--- EXERCISE GOAL ---
Find the lines with "Antal" in them and copy them out.

--- Figure contents as structured data ---
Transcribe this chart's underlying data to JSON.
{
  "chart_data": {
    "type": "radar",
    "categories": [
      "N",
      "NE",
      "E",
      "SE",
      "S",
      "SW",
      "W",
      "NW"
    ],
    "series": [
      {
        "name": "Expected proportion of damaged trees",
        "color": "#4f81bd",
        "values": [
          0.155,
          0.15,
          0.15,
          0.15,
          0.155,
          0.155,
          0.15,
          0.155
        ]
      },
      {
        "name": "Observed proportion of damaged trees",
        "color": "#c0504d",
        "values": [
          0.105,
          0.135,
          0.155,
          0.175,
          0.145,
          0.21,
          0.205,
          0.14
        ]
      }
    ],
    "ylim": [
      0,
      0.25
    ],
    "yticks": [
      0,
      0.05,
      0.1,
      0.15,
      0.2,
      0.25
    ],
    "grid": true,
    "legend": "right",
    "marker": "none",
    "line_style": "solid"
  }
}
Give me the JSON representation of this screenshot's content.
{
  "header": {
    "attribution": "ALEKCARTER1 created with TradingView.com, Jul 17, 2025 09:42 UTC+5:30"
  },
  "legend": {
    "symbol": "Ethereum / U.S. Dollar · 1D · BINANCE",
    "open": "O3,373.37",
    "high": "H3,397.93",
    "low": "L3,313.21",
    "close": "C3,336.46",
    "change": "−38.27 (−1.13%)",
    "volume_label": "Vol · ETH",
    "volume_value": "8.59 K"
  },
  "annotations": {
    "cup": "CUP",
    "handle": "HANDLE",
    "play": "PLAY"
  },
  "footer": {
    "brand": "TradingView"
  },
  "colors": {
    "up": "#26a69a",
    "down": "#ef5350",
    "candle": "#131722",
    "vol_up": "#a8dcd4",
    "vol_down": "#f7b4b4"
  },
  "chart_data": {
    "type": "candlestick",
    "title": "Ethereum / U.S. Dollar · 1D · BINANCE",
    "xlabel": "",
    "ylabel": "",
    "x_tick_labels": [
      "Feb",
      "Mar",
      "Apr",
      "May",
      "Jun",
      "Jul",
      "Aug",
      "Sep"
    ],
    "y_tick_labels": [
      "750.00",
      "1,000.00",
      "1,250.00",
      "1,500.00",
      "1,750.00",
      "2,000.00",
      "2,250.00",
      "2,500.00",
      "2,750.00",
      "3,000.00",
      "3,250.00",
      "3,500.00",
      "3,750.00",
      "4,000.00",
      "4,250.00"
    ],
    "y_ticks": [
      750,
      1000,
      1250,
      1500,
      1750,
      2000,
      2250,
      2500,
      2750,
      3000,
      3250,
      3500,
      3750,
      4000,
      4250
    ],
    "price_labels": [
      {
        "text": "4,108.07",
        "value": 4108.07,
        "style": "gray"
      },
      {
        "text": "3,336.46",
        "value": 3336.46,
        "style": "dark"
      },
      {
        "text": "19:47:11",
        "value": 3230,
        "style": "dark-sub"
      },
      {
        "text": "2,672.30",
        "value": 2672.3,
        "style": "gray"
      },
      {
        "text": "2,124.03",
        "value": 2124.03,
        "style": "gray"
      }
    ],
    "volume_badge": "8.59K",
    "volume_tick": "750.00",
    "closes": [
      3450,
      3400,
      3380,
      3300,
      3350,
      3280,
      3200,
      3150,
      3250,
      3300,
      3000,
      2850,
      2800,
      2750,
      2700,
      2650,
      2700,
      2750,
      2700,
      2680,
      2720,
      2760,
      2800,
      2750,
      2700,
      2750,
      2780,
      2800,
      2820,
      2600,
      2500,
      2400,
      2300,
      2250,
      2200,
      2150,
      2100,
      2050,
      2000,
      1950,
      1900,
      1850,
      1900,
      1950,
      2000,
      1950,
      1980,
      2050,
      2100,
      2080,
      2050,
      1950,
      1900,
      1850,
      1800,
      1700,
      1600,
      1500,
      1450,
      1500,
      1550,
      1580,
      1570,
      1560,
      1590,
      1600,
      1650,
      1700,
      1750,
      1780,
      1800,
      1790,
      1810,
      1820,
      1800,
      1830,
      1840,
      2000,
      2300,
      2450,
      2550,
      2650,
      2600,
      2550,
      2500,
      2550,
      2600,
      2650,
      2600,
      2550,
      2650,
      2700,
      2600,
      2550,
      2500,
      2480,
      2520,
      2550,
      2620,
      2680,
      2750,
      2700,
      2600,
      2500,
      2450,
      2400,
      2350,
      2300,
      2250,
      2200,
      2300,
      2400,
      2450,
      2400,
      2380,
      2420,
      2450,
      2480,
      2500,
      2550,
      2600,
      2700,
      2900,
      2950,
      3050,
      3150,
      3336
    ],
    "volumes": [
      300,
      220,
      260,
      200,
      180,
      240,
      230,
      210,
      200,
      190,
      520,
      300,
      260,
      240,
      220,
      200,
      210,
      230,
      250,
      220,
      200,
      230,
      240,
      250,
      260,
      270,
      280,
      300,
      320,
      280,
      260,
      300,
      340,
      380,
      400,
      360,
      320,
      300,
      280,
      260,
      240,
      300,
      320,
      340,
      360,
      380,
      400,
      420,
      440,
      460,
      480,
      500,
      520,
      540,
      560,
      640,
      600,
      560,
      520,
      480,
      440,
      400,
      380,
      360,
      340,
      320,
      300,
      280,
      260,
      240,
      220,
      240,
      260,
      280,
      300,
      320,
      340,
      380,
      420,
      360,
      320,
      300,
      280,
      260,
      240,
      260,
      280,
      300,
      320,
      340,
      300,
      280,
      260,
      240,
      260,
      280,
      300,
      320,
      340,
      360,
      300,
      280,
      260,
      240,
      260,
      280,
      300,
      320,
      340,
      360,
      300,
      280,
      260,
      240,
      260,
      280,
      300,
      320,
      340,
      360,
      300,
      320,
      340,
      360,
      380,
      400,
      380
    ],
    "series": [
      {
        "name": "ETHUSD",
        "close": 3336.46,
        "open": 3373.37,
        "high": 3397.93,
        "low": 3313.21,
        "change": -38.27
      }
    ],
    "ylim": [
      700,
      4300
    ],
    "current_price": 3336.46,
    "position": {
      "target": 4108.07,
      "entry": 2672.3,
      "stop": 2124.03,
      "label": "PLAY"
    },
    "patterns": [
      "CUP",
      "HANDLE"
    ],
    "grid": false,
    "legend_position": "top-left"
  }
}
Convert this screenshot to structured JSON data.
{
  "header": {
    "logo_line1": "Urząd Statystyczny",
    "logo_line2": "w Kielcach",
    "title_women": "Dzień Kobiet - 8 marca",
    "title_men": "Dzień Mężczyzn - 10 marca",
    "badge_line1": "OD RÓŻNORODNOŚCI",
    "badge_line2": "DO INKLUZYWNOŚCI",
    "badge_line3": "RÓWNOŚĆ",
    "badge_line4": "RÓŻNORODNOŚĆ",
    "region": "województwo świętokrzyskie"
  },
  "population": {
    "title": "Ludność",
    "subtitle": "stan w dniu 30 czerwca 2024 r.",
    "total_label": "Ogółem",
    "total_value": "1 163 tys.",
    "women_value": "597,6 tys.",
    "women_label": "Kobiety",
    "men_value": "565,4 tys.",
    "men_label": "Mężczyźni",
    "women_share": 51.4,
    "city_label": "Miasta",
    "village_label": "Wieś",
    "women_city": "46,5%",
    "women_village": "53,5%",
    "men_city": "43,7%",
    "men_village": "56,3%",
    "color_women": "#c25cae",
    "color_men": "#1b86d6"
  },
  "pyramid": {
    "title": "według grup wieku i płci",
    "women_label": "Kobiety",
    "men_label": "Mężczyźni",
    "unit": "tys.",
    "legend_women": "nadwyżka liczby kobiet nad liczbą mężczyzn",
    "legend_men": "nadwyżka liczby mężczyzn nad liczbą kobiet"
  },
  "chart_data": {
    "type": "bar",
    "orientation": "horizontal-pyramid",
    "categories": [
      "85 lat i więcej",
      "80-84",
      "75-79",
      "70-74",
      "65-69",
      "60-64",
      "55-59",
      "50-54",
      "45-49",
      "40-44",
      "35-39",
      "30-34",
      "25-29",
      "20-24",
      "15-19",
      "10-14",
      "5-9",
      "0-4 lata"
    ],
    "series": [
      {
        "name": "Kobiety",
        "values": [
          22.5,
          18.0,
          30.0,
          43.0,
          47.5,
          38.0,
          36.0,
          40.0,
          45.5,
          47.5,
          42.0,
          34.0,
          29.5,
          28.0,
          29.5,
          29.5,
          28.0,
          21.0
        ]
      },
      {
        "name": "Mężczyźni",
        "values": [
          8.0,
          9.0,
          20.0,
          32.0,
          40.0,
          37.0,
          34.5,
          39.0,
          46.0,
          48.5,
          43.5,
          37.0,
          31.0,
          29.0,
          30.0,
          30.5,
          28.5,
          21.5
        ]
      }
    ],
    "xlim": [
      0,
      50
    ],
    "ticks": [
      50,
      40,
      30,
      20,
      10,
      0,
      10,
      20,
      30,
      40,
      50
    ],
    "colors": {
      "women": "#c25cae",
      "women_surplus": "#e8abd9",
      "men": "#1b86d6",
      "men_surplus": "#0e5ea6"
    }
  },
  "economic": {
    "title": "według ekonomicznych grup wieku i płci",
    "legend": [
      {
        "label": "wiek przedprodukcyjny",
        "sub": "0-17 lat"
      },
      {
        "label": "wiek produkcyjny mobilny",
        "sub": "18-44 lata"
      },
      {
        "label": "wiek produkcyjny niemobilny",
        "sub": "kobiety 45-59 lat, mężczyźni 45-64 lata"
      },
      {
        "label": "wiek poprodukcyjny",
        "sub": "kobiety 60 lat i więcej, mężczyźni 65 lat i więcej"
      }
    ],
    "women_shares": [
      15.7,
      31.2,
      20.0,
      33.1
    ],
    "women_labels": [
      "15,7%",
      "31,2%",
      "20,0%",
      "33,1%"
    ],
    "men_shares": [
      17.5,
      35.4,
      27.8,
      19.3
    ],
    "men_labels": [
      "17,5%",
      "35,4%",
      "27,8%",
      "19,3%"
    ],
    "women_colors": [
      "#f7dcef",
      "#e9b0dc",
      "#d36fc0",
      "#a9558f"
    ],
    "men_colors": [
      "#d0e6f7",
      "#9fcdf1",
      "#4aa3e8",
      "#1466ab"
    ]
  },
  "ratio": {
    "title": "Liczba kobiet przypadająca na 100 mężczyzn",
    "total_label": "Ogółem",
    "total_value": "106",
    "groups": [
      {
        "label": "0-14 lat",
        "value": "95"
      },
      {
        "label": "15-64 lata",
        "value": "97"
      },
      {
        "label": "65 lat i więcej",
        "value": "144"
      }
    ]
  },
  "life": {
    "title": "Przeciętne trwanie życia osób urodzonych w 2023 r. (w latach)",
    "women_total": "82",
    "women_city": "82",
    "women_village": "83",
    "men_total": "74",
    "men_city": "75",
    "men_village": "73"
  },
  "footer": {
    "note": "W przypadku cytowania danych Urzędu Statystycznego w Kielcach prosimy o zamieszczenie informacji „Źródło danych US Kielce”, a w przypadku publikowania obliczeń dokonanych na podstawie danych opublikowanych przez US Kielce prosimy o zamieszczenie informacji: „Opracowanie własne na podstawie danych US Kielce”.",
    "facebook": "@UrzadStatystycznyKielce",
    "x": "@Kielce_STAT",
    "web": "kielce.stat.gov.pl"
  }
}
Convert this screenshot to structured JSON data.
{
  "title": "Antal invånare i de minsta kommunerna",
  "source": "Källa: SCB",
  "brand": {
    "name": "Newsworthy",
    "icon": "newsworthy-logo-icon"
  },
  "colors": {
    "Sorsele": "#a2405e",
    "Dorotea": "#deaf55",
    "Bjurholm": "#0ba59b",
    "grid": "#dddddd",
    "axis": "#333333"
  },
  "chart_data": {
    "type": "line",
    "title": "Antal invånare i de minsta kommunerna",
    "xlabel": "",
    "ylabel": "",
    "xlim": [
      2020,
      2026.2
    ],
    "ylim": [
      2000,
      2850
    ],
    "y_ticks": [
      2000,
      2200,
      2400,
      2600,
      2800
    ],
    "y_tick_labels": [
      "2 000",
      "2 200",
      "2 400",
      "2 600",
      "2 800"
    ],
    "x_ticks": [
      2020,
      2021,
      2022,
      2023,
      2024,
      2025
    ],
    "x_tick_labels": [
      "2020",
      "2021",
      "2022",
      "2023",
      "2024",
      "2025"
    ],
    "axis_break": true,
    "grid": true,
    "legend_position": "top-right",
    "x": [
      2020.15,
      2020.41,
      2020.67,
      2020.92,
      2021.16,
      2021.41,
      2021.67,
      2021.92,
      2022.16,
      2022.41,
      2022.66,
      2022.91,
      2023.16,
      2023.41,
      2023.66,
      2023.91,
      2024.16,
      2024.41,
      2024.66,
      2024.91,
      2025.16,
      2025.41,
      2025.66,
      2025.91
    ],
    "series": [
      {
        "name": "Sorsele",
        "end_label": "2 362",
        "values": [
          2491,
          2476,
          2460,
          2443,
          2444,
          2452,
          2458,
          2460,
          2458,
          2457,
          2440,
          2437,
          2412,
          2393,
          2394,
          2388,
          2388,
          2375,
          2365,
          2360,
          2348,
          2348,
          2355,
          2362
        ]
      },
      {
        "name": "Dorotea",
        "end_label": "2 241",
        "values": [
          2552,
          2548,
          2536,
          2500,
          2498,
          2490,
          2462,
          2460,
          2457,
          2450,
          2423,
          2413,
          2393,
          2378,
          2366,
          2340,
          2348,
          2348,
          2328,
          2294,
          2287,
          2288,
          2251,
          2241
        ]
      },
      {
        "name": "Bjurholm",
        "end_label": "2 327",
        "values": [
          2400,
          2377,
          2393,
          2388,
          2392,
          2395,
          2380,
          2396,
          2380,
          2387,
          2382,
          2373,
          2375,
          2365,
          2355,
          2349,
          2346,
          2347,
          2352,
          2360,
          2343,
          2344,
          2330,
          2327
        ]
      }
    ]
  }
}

--- SOLVED PROBLEM ---
  "title": "Antal invånare i de minsta kommunerna",
    "title": "Antal invånare i de minsta kommunerna",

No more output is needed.